▶ [Required work]: Scan the entries below. List each line with "sign".

▶ [Data for this exercise]:
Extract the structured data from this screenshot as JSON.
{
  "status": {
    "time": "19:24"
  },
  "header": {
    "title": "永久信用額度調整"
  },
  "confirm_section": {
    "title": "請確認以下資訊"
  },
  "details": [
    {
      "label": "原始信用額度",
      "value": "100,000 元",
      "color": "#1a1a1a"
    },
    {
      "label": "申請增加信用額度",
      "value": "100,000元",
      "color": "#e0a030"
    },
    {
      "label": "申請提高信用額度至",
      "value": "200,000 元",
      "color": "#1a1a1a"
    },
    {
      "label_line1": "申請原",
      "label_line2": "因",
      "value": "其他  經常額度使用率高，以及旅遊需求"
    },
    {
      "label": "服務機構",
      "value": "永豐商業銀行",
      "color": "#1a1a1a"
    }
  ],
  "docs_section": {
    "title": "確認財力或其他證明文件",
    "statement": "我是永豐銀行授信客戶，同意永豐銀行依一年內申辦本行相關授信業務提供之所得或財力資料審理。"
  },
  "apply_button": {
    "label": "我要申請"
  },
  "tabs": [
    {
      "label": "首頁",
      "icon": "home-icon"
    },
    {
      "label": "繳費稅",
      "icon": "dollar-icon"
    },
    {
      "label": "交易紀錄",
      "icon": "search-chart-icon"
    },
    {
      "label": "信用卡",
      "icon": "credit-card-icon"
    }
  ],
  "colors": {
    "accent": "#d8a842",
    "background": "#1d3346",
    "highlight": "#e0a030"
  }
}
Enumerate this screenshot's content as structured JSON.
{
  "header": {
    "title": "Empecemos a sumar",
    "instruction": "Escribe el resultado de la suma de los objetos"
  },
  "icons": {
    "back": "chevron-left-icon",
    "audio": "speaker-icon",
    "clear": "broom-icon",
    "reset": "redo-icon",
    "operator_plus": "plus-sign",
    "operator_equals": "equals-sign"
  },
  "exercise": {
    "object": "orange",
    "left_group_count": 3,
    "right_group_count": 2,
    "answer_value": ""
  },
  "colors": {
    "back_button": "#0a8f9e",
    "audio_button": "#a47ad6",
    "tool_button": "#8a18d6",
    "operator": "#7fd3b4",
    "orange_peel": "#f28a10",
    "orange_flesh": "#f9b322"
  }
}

▶ [Final answer]:
    "operator_plus": "plus-sign",
    "operator_equals": "equals-sign"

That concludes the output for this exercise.